▶ _TASK INPUTS_:
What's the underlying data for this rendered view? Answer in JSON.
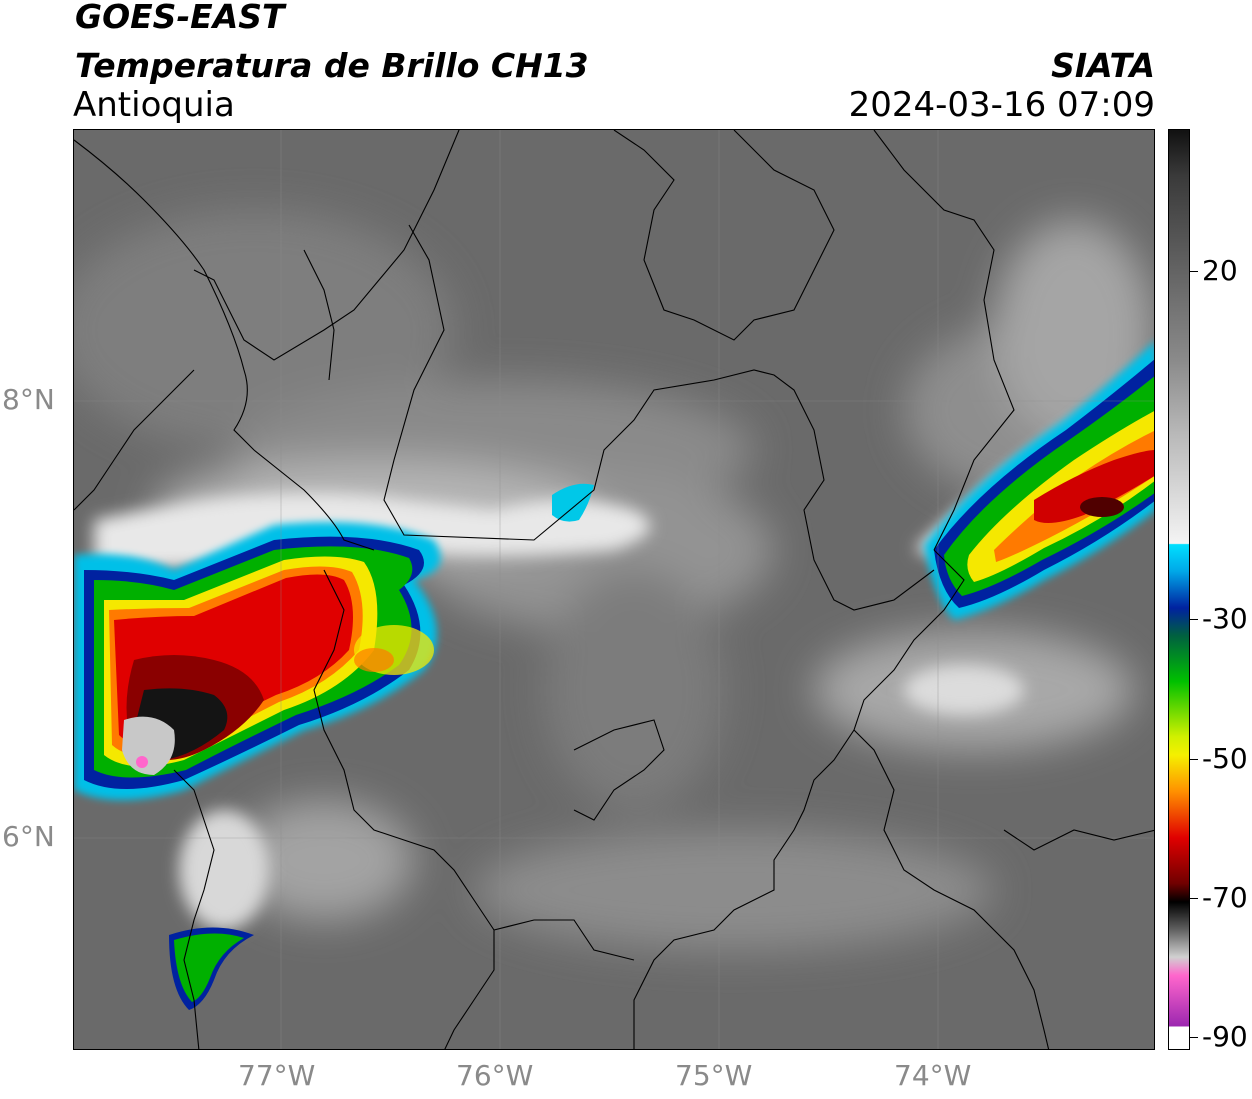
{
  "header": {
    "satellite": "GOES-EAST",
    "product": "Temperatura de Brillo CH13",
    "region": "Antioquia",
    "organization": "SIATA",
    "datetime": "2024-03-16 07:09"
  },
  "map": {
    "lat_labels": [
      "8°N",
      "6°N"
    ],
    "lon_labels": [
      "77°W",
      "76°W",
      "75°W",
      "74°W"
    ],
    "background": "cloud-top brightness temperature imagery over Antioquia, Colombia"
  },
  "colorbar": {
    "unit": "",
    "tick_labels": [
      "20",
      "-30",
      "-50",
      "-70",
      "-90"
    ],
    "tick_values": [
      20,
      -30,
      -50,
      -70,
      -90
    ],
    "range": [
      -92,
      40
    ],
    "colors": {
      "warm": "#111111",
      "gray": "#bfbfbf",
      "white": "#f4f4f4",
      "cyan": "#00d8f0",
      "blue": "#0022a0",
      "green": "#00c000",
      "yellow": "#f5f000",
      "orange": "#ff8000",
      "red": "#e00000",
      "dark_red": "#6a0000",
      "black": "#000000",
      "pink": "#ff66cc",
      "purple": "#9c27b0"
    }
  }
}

--

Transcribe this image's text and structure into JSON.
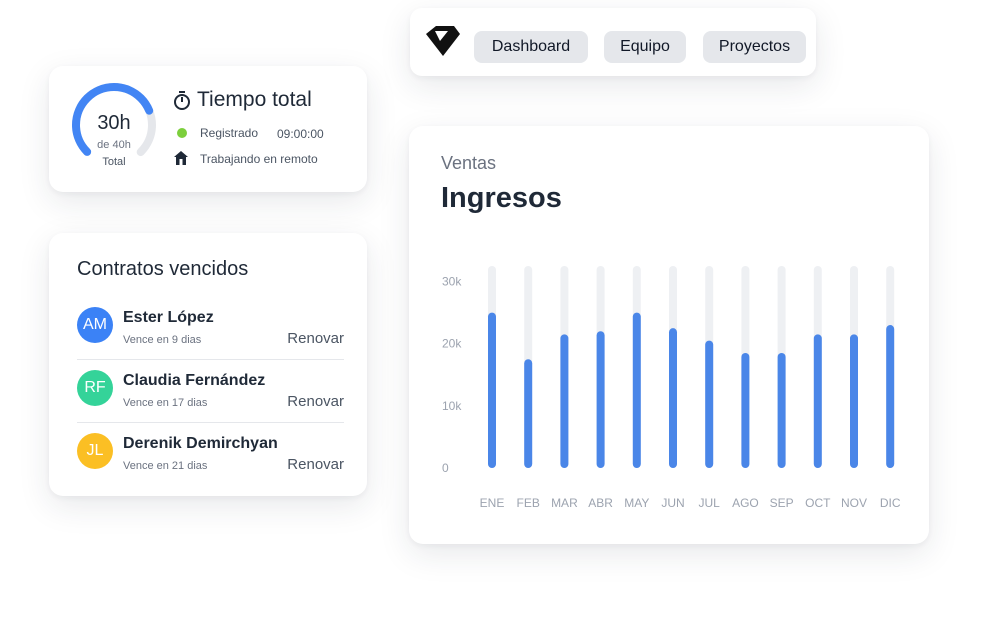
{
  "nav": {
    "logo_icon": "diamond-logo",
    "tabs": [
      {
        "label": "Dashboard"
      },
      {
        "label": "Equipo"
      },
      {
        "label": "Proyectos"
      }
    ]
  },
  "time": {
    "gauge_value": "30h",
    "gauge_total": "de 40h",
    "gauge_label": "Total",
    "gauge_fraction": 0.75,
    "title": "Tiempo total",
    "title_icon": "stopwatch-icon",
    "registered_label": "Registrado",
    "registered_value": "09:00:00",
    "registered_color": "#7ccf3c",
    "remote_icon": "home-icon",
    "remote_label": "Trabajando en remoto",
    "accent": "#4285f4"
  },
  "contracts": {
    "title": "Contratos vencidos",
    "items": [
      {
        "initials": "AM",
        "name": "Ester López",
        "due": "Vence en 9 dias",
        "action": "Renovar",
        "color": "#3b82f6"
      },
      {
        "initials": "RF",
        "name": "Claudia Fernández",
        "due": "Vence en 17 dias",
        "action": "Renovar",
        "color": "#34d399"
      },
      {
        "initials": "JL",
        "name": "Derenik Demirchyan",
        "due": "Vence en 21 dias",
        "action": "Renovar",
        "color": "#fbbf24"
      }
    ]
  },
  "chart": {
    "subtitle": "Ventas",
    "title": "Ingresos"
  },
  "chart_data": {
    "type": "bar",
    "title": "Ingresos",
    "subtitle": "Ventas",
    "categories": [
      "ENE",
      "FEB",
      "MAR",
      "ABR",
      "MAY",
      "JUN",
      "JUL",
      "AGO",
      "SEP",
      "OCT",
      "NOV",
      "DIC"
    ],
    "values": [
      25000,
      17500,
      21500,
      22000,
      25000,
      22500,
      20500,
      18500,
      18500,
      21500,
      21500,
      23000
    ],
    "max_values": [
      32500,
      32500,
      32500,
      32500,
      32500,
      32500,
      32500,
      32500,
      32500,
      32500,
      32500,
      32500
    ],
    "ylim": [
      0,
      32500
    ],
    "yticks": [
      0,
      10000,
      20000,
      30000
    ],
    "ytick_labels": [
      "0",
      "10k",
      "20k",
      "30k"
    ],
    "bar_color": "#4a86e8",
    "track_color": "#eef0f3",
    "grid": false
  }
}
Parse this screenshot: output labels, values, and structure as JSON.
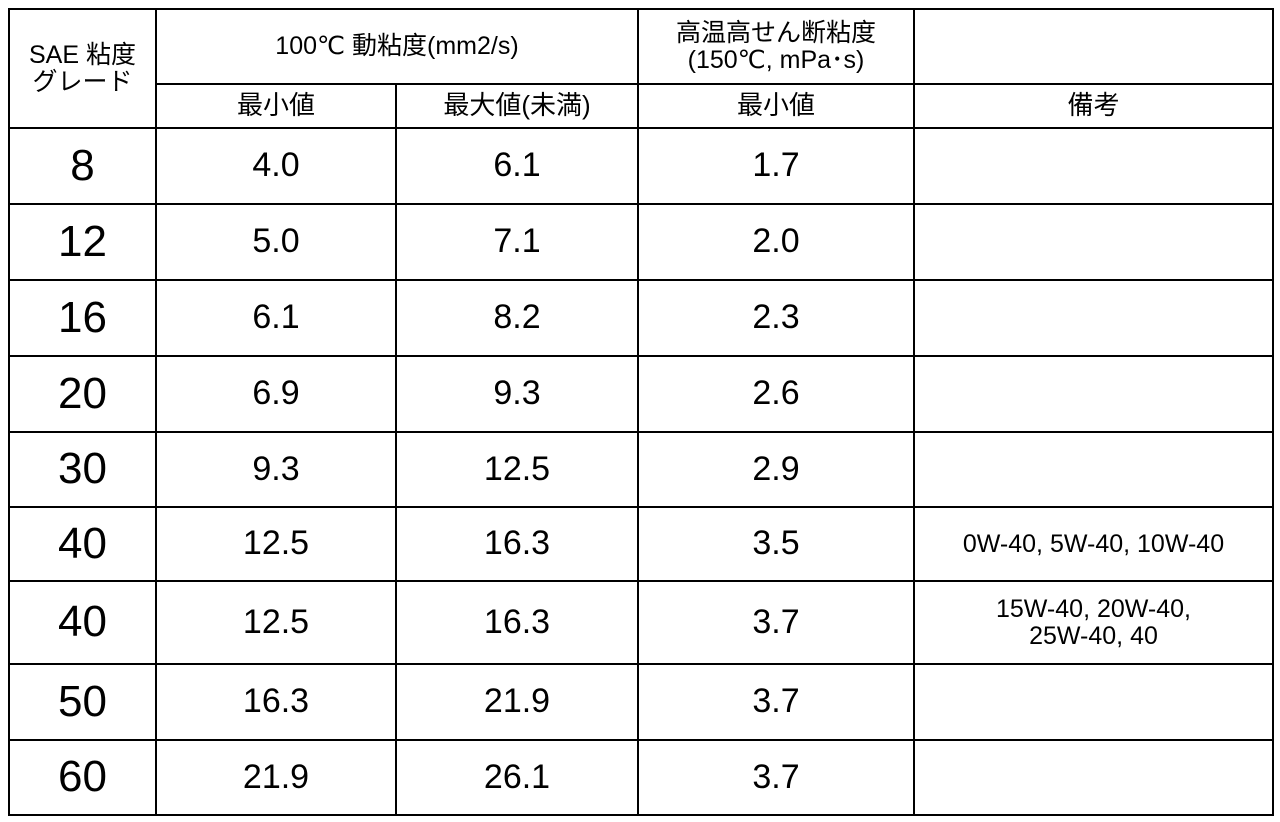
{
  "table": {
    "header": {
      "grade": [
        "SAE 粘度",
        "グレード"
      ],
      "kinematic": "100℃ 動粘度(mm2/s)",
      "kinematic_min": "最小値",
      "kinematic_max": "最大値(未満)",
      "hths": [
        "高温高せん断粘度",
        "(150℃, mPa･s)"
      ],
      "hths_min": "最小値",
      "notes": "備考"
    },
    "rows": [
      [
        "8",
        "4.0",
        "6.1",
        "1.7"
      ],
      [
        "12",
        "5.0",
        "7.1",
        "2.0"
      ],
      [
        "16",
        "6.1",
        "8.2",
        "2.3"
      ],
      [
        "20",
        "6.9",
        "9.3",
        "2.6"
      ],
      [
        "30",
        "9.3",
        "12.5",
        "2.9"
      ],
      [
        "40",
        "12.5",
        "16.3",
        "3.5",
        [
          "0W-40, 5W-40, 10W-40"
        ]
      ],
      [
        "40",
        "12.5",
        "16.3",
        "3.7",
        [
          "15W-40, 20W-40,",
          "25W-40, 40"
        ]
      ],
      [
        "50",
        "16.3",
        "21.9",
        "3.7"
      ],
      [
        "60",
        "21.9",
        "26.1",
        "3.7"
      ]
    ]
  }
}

▶ _AIM_:
Where a line above contains the word "this", copy that line.

▶ _THE REPLY_:
What's the underlying data for this rendered view? Answer in JSON.
Transcribe this image's text and structure into JSON.
Parse this screenshot: output labels, values, and structure as JSON.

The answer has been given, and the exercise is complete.